» Data to use:
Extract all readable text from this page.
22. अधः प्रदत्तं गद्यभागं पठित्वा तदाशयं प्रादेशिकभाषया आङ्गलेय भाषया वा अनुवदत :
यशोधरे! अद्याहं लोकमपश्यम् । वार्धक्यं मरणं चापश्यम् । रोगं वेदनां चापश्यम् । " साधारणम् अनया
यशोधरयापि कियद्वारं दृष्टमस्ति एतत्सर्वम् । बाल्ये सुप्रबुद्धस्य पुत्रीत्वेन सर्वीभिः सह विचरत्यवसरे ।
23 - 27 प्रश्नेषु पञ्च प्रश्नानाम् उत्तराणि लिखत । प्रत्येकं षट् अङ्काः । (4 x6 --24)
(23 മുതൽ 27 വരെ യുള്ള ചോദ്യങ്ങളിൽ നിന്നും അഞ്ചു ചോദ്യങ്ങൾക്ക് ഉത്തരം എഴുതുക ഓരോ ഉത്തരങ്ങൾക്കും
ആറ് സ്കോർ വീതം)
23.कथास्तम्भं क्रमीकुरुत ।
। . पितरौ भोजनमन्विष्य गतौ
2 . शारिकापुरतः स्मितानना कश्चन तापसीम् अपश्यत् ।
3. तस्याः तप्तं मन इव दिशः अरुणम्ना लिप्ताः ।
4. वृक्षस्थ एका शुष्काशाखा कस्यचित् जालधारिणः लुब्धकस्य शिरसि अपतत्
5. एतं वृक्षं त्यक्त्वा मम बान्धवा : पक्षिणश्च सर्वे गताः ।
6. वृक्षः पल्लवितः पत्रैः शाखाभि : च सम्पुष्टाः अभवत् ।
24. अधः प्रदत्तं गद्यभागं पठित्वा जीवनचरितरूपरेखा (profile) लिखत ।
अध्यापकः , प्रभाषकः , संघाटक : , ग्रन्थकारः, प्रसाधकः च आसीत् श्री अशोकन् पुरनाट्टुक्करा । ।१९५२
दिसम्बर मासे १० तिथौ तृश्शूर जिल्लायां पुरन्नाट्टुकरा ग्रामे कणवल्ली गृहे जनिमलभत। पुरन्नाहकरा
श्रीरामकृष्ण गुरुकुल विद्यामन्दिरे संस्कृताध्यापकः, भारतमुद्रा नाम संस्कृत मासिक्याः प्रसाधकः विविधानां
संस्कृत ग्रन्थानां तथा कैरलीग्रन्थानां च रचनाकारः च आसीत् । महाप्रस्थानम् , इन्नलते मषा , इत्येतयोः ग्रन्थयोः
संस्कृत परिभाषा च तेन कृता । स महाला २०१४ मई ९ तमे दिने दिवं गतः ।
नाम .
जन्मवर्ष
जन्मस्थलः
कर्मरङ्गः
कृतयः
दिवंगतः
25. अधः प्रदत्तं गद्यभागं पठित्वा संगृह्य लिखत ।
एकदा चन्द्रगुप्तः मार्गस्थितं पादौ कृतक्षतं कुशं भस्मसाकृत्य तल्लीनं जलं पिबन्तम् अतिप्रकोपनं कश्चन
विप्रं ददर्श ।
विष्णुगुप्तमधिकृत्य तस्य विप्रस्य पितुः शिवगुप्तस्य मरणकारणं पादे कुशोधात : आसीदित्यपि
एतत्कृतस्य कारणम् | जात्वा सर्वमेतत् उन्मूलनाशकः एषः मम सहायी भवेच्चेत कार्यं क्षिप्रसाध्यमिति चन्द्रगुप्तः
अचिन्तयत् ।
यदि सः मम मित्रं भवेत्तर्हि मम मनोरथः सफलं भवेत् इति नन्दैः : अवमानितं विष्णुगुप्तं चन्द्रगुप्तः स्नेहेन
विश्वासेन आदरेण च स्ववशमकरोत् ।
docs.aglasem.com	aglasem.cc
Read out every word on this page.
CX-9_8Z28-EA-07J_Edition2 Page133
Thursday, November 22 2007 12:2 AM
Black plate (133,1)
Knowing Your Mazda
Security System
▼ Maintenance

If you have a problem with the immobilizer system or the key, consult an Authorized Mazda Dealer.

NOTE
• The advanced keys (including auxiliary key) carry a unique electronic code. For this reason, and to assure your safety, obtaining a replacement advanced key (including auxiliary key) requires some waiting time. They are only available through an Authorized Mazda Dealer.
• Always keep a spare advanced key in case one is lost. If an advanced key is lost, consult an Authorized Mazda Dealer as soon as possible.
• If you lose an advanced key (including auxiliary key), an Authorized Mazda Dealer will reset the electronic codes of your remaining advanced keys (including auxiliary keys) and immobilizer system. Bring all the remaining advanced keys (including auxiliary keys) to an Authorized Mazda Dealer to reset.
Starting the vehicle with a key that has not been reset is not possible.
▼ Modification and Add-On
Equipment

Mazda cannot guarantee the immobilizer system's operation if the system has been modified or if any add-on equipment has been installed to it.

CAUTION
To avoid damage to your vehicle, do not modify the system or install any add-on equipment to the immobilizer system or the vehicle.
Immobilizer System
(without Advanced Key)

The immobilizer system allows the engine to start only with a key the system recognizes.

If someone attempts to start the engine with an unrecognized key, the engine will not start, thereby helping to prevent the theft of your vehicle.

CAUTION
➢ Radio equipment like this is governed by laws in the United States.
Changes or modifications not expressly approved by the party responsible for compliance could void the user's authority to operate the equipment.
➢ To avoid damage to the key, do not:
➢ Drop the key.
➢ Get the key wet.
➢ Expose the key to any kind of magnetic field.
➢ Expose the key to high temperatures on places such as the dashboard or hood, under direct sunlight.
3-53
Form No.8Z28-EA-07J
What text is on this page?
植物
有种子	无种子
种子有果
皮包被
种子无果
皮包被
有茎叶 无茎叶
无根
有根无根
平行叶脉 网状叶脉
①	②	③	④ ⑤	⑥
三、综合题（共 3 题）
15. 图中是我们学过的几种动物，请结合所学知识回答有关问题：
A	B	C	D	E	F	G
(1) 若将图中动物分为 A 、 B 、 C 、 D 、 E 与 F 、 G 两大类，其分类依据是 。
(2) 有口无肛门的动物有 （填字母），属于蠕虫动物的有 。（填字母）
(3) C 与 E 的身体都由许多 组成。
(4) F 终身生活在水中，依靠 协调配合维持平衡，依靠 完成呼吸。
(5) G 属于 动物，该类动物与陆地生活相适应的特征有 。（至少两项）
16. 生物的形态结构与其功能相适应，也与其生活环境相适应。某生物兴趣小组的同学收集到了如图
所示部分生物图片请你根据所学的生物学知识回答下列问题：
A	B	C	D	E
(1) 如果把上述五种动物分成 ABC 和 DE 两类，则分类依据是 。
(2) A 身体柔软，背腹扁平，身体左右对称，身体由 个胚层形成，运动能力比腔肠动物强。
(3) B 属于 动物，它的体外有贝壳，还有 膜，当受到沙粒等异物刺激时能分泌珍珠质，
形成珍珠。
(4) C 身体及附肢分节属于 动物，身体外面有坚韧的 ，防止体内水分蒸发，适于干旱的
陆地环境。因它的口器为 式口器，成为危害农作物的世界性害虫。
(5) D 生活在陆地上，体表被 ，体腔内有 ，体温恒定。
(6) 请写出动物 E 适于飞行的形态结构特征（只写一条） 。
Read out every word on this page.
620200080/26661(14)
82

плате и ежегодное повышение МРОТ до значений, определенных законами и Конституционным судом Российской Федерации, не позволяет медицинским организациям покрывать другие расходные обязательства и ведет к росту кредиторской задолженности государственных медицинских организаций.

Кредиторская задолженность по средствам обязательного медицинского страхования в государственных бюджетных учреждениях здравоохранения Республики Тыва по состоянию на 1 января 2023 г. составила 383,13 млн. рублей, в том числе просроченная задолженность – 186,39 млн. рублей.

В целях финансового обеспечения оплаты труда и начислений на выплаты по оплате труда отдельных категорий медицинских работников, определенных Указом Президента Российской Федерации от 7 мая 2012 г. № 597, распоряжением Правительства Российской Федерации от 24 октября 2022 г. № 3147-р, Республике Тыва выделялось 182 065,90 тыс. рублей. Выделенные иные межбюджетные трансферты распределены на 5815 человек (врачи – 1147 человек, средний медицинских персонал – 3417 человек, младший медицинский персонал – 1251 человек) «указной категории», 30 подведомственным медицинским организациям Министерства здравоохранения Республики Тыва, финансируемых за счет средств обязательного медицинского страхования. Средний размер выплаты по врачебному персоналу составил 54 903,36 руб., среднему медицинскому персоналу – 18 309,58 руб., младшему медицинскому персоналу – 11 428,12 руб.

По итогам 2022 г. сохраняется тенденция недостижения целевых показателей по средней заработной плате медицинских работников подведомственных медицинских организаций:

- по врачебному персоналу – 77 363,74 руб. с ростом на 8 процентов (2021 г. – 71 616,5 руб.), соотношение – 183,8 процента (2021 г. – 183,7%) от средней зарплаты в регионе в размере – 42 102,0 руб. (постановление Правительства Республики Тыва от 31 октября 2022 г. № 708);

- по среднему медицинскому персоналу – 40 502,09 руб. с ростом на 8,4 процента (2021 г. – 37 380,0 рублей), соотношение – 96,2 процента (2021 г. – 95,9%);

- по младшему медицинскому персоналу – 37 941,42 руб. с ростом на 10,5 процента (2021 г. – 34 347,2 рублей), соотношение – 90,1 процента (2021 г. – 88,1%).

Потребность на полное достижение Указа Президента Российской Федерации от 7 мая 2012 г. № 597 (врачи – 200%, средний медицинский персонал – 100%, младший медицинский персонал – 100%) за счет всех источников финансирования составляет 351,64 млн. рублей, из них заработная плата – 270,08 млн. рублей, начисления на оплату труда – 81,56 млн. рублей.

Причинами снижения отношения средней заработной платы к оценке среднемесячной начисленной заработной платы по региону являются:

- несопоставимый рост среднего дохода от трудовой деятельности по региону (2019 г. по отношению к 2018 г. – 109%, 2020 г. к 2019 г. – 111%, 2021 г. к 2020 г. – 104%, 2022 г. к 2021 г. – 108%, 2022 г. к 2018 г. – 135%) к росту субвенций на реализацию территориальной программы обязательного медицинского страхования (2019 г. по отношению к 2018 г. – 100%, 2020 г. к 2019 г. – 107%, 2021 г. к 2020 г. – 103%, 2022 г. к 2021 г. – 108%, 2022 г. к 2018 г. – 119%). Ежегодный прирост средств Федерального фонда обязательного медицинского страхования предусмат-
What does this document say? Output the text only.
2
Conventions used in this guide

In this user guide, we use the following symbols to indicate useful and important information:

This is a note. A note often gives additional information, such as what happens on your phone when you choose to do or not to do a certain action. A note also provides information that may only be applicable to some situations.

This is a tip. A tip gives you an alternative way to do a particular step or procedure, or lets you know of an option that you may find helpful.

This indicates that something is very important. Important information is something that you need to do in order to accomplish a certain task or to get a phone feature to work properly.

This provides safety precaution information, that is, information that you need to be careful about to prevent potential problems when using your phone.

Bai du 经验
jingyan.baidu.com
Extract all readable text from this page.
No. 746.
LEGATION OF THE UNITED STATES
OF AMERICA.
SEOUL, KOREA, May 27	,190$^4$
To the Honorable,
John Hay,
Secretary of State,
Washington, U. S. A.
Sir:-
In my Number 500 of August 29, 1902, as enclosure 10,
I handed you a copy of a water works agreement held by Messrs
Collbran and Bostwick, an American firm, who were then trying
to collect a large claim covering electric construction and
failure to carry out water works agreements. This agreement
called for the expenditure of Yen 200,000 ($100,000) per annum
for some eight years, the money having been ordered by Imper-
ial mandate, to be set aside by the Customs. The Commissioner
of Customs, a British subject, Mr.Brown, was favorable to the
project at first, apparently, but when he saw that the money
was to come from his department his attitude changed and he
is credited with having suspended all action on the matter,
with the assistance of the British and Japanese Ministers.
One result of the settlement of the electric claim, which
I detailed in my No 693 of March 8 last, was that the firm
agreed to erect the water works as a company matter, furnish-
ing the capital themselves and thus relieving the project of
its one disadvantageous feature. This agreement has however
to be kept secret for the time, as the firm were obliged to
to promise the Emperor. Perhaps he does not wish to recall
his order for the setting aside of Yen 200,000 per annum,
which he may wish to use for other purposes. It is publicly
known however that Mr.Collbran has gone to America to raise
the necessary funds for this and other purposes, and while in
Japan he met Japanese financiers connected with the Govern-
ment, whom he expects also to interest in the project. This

» Task brief:
Pick out the lines above that hold the string "труда" and show them.

» Written response:
В целях финансового обеспечения оплаты труда и начислений на выплаты по оплате труда отдельных категорий медицинских работников, определенных Указом Президента Российской Федерации от 7 мая 2012 г. № 597, распоряжением Правительства Российской Федерации от 24 октября 2022 г. № 3147-р, Республике Тыва выделялось 182 065,90 тыс. рублей. Выделенные иные межбюджетные трансферты распределены на 5815 человек (врачи – 1147 человек, средний медицинских персонал – 3417 человек, младший медицинский персонал – 1251 человек) «указной категории», 30 подведомственным медицинским организациям Министерства здравоохранения Республики Тыва, финансируемых за счет средств обязательного медицинского страхования. Средний размер выплаты по врачебному персоналу составил 54 903,36 руб., среднему медицинскому персоналу – 18 309,58 руб., младшему медицинскому персоналу – 11 428,12 руб.
Потребность на полное достижение Указа Президента Российской Федерации от 7 мая 2012 г. № 597 (врачи – 200%, средний медицинский персонал – 100%, младший медицинский персонал – 100%) за счет всех источников финансирования составляет 351,64 млн. рублей, из них заработная плата – 270,08 млн. рублей, начисления на оплату труда – 81,56 млн. рублей.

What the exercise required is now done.